═══ LISTED ENTRIES ═══

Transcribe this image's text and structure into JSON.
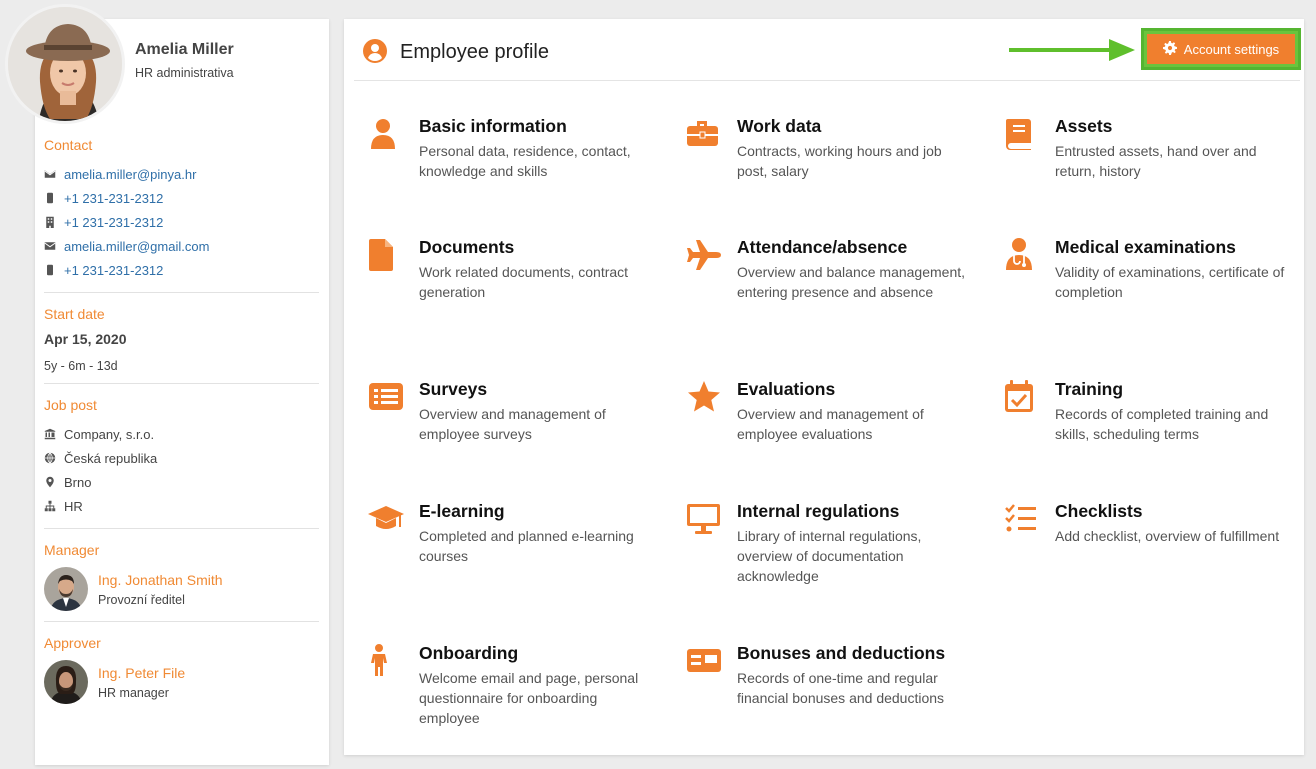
{
  "profile": {
    "name": "Amelia Miller",
    "role": "HR administrativa"
  },
  "contact": {
    "title": "Contact",
    "items": [
      {
        "icon": "envelope-icon",
        "value": "amelia.miller@pinya.hr"
      },
      {
        "icon": "mobile-phone-icon",
        "value": "+1 231-231-2312"
      },
      {
        "icon": "building-icon",
        "value": "+1 231-231-2312"
      },
      {
        "icon": "envelope-icon",
        "value": "amelia.miller@gmail.com"
      },
      {
        "icon": "mobile-phone-icon",
        "value": "+1 231-231-2312"
      }
    ]
  },
  "start": {
    "title": "Start date",
    "date": "Apr 15, 2020",
    "duration": "5y - 6m - 13d"
  },
  "job": {
    "title": "Job post",
    "items": [
      {
        "icon": "institution-icon",
        "value": "Company, s.r.o."
      },
      {
        "icon": "globe-icon",
        "value": "Česká republika"
      },
      {
        "icon": "map-pin-icon",
        "value": "Brno"
      },
      {
        "icon": "org-chart-icon",
        "value": "HR"
      }
    ]
  },
  "manager": {
    "title": "Manager",
    "name": "Ing. Jonathan Smith",
    "role": "Provozní ředitel"
  },
  "approver": {
    "title": "Approver",
    "name": "Ing. Peter File",
    "role": "HR manager"
  },
  "header": {
    "title": "Employee profile",
    "settings_label": "Account settings"
  },
  "colors": {
    "accent": "#f07f2e",
    "highlight": "#6bc43d",
    "link": "#2f6fa8"
  },
  "tiles": [
    {
      "title": "Basic information",
      "desc": "Personal data, residence, contact, knowledge and skills",
      "icon": "user-icon"
    },
    {
      "title": "Work data",
      "desc": "Contracts, working hours and job post, salary",
      "icon": "briefcase-icon"
    },
    {
      "title": "Assets",
      "desc": "Entrusted assets, hand over and return, history",
      "icon": "book-icon"
    },
    {
      "title": "Documents",
      "desc": "Work related documents, contract generation",
      "icon": "document-icon"
    },
    {
      "title": "Attendance/absence",
      "desc": "Overview and balance management, entering presence and absence",
      "icon": "plane-icon"
    },
    {
      "title": "Medical examinations",
      "desc": "Validity of examinations, certificate of completion",
      "icon": "doctor-icon"
    },
    {
      "title": "Surveys",
      "desc": "Overview and management of employee surveys",
      "icon": "list-icon"
    },
    {
      "title": "Evaluations",
      "desc": "Overview and management of employee evaluations",
      "icon": "star-icon"
    },
    {
      "title": "Training",
      "desc": "Records of completed training and skills, scheduling terms",
      "icon": "calendar-check-icon"
    },
    {
      "title": "E-learning",
      "desc": "Completed and planned e-learning courses",
      "icon": "graduation-cap-icon"
    },
    {
      "title": "Internal regulations",
      "desc": "Library of internal regulations, overview of documentation acknowledge",
      "icon": "monitor-icon"
    },
    {
      "title": "Checklists",
      "desc": "Add checklist, overview of fulfillment",
      "icon": "checklist-icon"
    },
    {
      "title": "Onboarding",
      "desc": "Welcome email and page, personal questionnaire for onboarding employee",
      "icon": "person-child-icon"
    },
    {
      "title": "Bonuses and deductions",
      "desc": "Records of one-time and regular financial bonuses and deductions",
      "icon": "money-card-icon"
    }
  ]
}
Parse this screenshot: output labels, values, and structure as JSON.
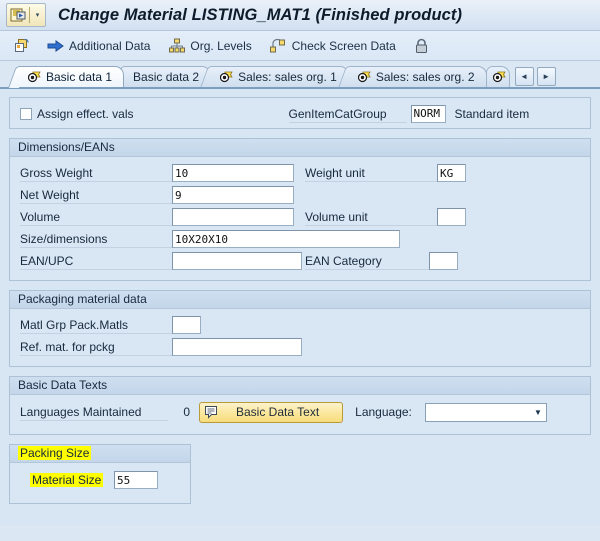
{
  "window": {
    "title": "Change Material LISTING_MAT1 (Finished product)",
    "system_menu_icon": "sap-menu-icon",
    "system_menu_caret": "▾"
  },
  "toolbar": {
    "items": [
      {
        "icon": "copy-icon",
        "label": ""
      },
      {
        "icon": "arrow-right-icon",
        "label": "Additional Data"
      },
      {
        "icon": "org-levels-icon",
        "label": "Org. Levels"
      },
      {
        "icon": "check-screen-icon",
        "label": "Check Screen Data"
      },
      {
        "icon": "lock-icon",
        "label": ""
      }
    ]
  },
  "tabs": {
    "items": [
      {
        "label": "Basic data 1",
        "icon": "pencil-tab-icon",
        "active": true
      },
      {
        "label": "Basic data 2",
        "icon": "",
        "active": false
      },
      {
        "label": "Sales: sales org. 1",
        "icon": "pencil-tab-icon",
        "active": false
      },
      {
        "label": "Sales: sales org. 2",
        "icon": "pencil-tab-icon",
        "active": false
      },
      {
        "label": "",
        "icon": "pencil-tab-icon",
        "active": false
      }
    ],
    "scroll_left": "◄",
    "scroll_right": "►"
  },
  "top_row": {
    "assign_effect_vals_label": "Assign effect. vals",
    "assign_effect_vals_checked": false,
    "gen_item_cat_group_label": "GenItemCatGroup",
    "gen_item_cat_group_value": "NORM",
    "gen_item_cat_group_text": "Standard item"
  },
  "dimensions": {
    "title": "Dimensions/EANs",
    "gross_weight_label": "Gross Weight",
    "gross_weight_value": "10",
    "weight_unit_label": "Weight unit",
    "weight_unit_value": "KG",
    "net_weight_label": "Net Weight",
    "net_weight_value": "9",
    "volume_label": "Volume",
    "volume_value": "",
    "volume_unit_label": "Volume unit",
    "volume_unit_value": "",
    "size_dimensions_label": "Size/dimensions",
    "size_dimensions_value": "10X20X10",
    "ean_upc_label": "EAN/UPC",
    "ean_upc_value": "",
    "ean_category_label": "EAN Category",
    "ean_category_value": ""
  },
  "packaging": {
    "title": "Packaging material data",
    "matl_grp_label": "Matl Grp Pack.Matls",
    "matl_grp_value": "",
    "ref_mat_label": "Ref. mat. for pckg",
    "ref_mat_value": ""
  },
  "basic_data_texts": {
    "title": "Basic Data Texts",
    "languages_maintained_label": "Languages Maintained",
    "languages_maintained_value": "0",
    "button_label": "Basic Data Text",
    "button_icon": "note-icon",
    "language_label": "Language:",
    "language_value": ""
  },
  "packing_size": {
    "title": "Packing Size",
    "material_size_label": "Material Size",
    "material_size_value": "55",
    "highlight_color": "#ffff00"
  }
}
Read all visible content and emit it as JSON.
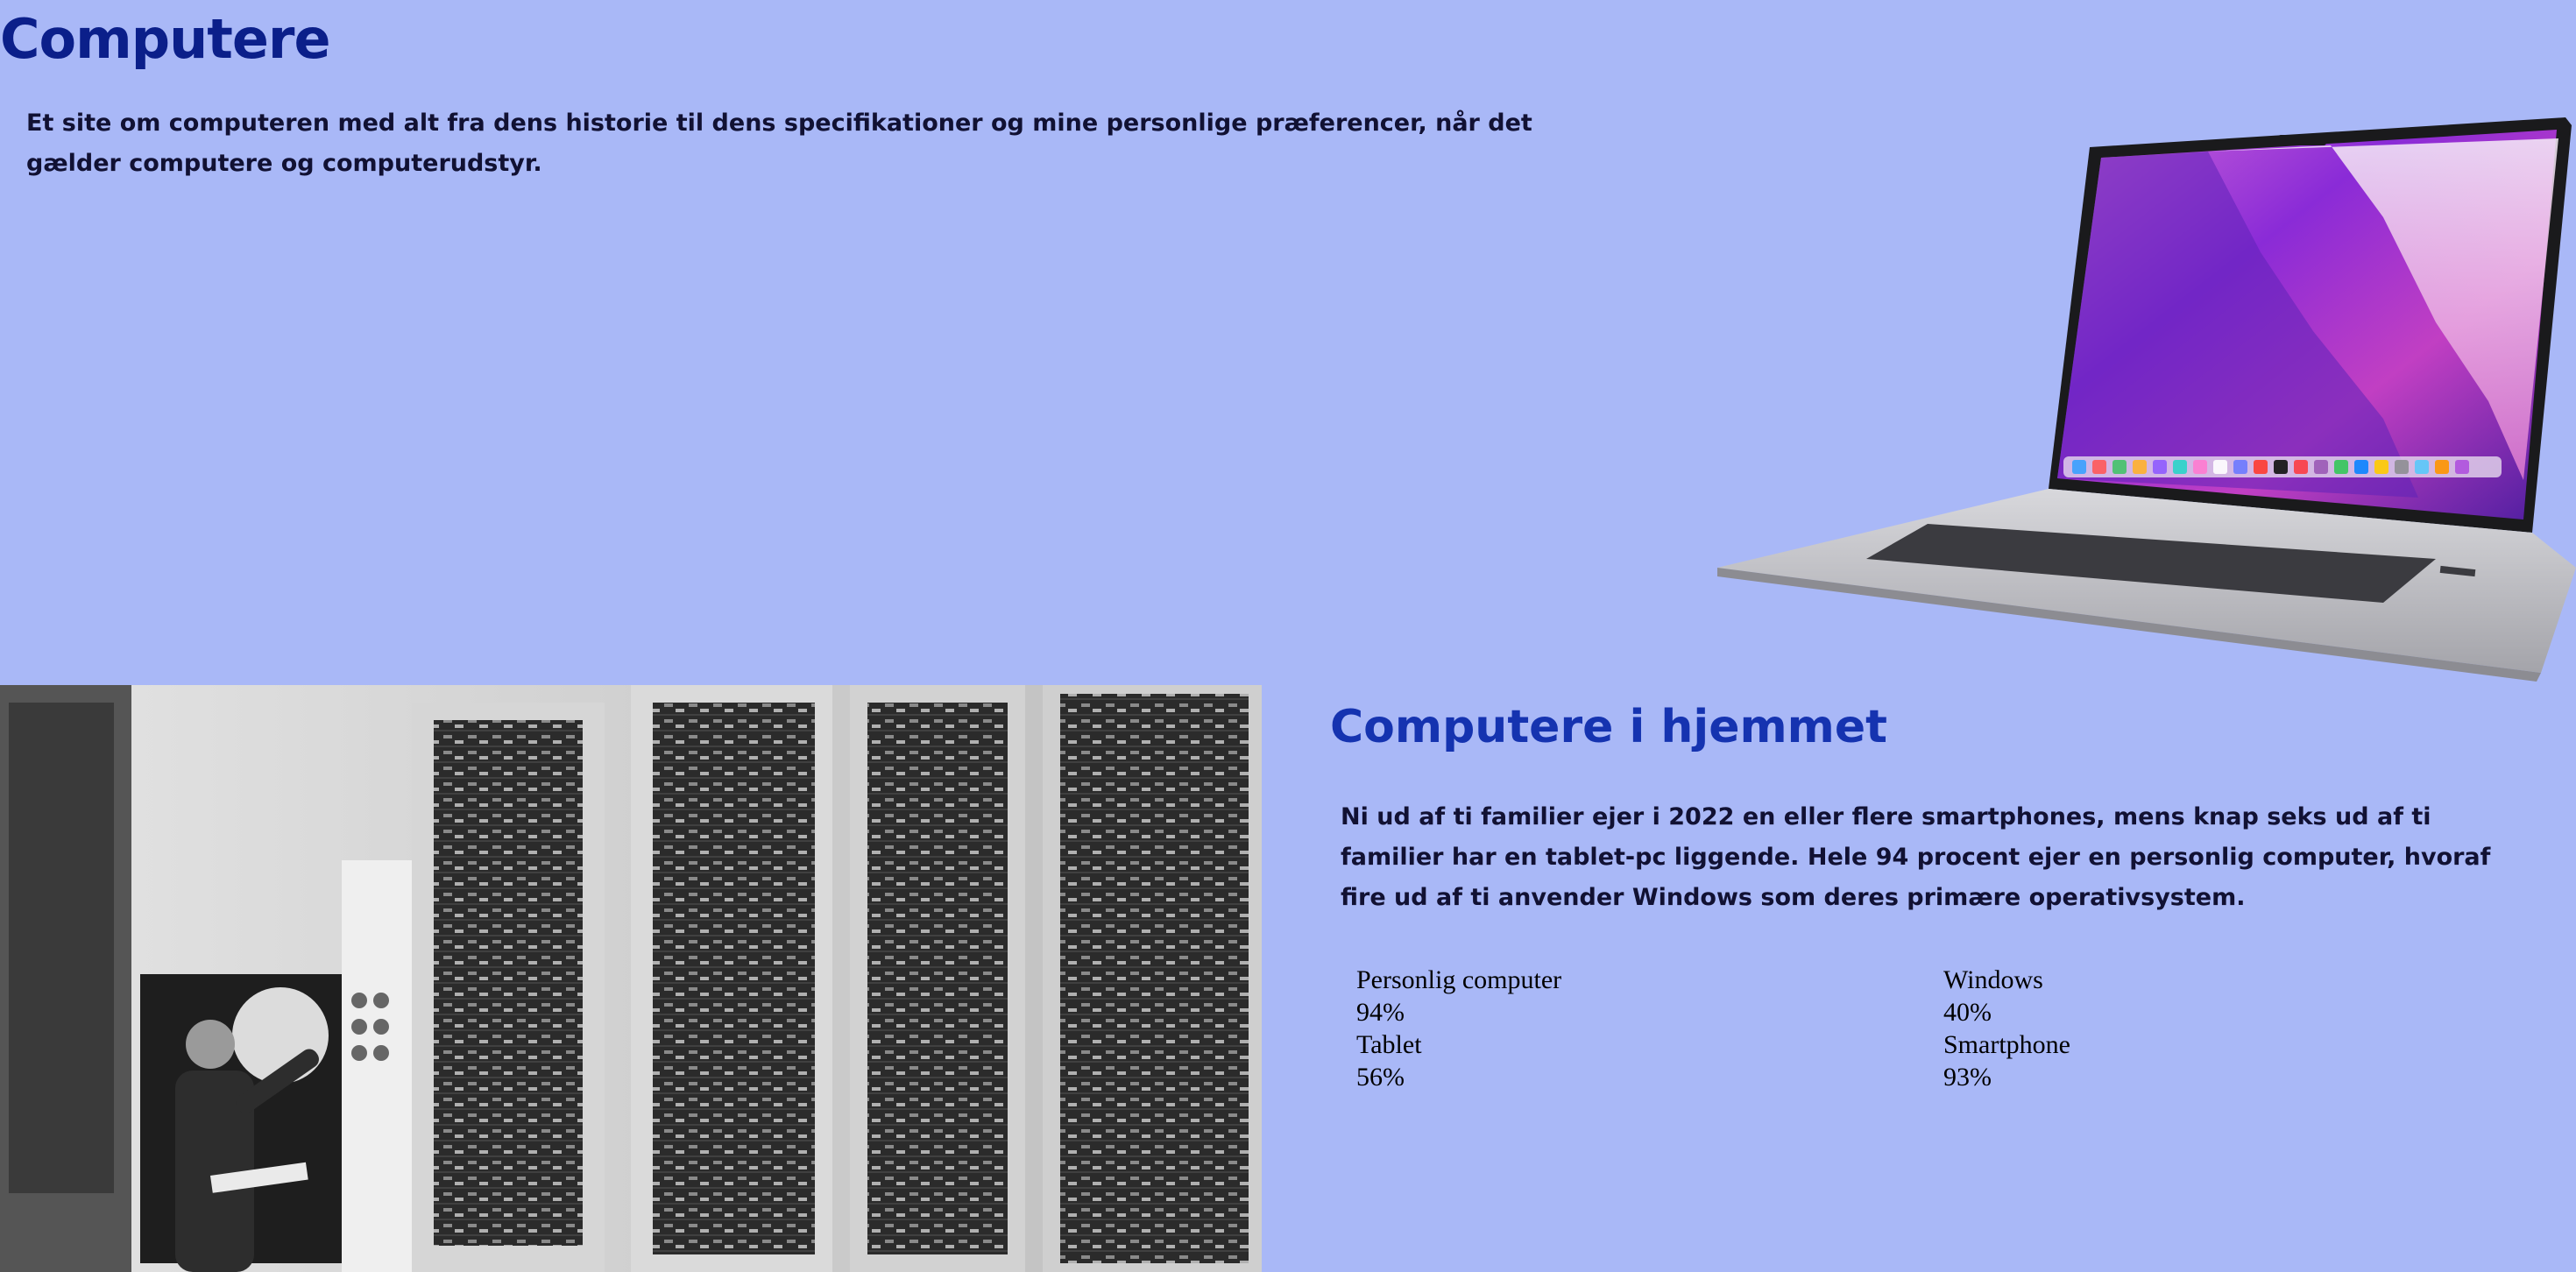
{
  "header": {
    "title": "Computere",
    "intro": "Et site om computeren med alt fra dens historie til dens specifikationer og mine personlige præferencer, når det gælder computere og computerudstyr."
  },
  "images": {
    "laptop": "laptop-image",
    "history": "mainframe-photo"
  },
  "home_section": {
    "title": "Computere i hjemmet",
    "text": "Ni ud af ti familier ejer i 2022 en eller flere smartphones, mens knap seks ud af ti familier har en tablet-pc liggende. Hele 94 procent ejer en personlig computer, hvoraf fire ud af ti anvender Windows som deres primære operativsystem."
  },
  "stats": [
    {
      "label": "Personlig computer",
      "value": "94%"
    },
    {
      "label": "Windows",
      "value": "40%"
    },
    {
      "label": "Tablet",
      "value": "56%"
    },
    {
      "label": "Smartphone",
      "value": "93%"
    }
  ],
  "colors": {
    "background": "#a9b8f7",
    "title": "#0b1f8a",
    "section_title": "#1533b0"
  }
}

═══

• _PROBLEM_
Copy each line of the data above that holds "examinations".

• _TASK ANSWER_
      "title": "Medical examinations",
      "desc": "Validity of examinations, certificate of completion",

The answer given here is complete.